Everything in the data below should be restated word for word.

====== INPUT RECORDS

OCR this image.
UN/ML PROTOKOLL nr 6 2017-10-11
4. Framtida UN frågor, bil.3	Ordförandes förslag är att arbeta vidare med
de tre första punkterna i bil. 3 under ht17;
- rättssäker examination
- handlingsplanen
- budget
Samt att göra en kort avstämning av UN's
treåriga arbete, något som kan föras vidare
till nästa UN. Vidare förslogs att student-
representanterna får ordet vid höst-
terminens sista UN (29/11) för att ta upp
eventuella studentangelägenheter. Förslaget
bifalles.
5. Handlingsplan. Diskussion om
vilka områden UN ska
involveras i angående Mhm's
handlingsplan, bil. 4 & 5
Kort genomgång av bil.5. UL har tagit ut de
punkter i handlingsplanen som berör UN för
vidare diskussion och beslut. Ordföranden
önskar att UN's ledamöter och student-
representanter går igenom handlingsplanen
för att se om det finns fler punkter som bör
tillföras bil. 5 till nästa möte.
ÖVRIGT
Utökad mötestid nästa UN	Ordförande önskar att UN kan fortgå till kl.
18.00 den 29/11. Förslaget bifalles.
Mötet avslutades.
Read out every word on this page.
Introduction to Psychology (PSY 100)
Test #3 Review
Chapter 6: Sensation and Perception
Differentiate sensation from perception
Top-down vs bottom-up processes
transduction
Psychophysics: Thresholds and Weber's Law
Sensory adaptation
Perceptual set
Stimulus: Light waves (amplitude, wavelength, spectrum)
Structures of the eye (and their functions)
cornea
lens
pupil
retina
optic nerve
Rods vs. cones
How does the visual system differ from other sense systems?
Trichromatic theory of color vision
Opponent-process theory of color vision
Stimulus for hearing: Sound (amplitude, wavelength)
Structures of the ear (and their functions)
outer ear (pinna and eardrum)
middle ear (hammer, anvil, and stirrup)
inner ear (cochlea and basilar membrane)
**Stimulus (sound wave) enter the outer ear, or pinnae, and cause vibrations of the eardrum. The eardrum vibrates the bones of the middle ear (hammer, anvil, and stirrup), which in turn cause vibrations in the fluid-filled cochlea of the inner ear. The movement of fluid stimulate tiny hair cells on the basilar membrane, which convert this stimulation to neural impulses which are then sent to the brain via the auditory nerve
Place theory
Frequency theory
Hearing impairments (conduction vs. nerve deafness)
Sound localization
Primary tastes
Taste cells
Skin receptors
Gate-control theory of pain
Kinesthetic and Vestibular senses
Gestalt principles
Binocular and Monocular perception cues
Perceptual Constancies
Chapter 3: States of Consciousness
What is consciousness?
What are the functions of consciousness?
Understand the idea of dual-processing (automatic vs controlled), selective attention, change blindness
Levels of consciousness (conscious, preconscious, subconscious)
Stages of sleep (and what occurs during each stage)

============

RESPONSE TO THIS EXERCISE
OCR this image.
UN/ML PROTOKOLL nr 6 2017-10-11
4. Framtida UN frågor, bil.3	Ordförandes förslag är att arbeta vidare med
de tre första punkterna i bil. 3 under ht17;
- rättssäker examination
- handlingsplanen
- budget
Samt att göra en kort avstämning av UN's
treåriga arbete, något som kan föras vidare
till nästa UN. Vidare förslogs att student-
representanterna får ordet vid höst-
terminens sista UN (29/11) för att ta upp
eventuella studentangelägenheter. Förslaget
bifalles.
5. Handlingsplan. Diskussion om
vilka områden UN ska
involveras i angående Mhm's
handlingsplan, bil. 4 & 5
Kort genomgång av bil.5. UL har tagit ut de
punkter i handlingsplanen som berör UN för
vidare diskussion och beslut. Ordföranden
önskar att UN's ledamöter och student-
representanter går igenom handlingsplanen
för att se om det finns fler punkter som bör
tillföras bil. 5 till nästa möte.
ÖVRIGT
Utökad mötestid nästa UN	Ordförande önskar att UN kan fortgå till kl.
18.00 den 29/11. Förslaget bifalles.
Mötet avslutades.
Read out every word on this page.
Introduction to Psychology (PSY 100)
Test #3 Review
Chapter 6: Sensation and Perception
Differentiate sensation from perception
Top-down vs bottom-up processes
transduction
Psychophysics: Thresholds and Weber's Law
Sensory adaptation
Perceptual set
Stimulus: Light waves (amplitude, wavelength, spectrum)
Structures of the eye (and their functions)
cornea
lens
pupil
retina
optic nerve
Rods vs. cones
How does the visual system differ from other sense systems?
Trichromatic theory of color vision
Opponent-process theory of color vision
Stimulus for hearing: Sound (amplitude, wavelength)
Structures of the ear (and their functions)
outer ear (pinna and eardrum)
middle ear (hammer, anvil, and stirrup)
inner ear (cochlea and basilar membrane)
**Stimulus (sound wave) enter the outer ear, or pinnae, and cause vibrations of the eardrum. The eardrum vibrates the bones of the middle ear (hammer, anvil, and stirrup), which in turn cause vibrations in the fluid-filled cochlea of the inner ear. The movement of fluid stimulate tiny hair cells on the basilar membrane, which convert this stimulation to neural impulses which are then sent to the brain via the auditory nerve
Place theory
Frequency theory
Hearing impairments (conduction vs. nerve deafness)
Sound localization
Primary tastes
Taste cells
Skin receptors
Gate-control theory of pain
Kinesthetic and Vestibular senses
Gestalt principles
Binocular and Monocular perception cues
Perceptual Constancies
Chapter 3: States of Consciousness
What is consciousness?
What are the functions of consciousness?
Understand the idea of dual-processing (automatic vs controlled), selective attention, change blindness
Levels of consciousness (conscious, preconscious, subconscious)
Stages of sleep (and what occurs during each stage)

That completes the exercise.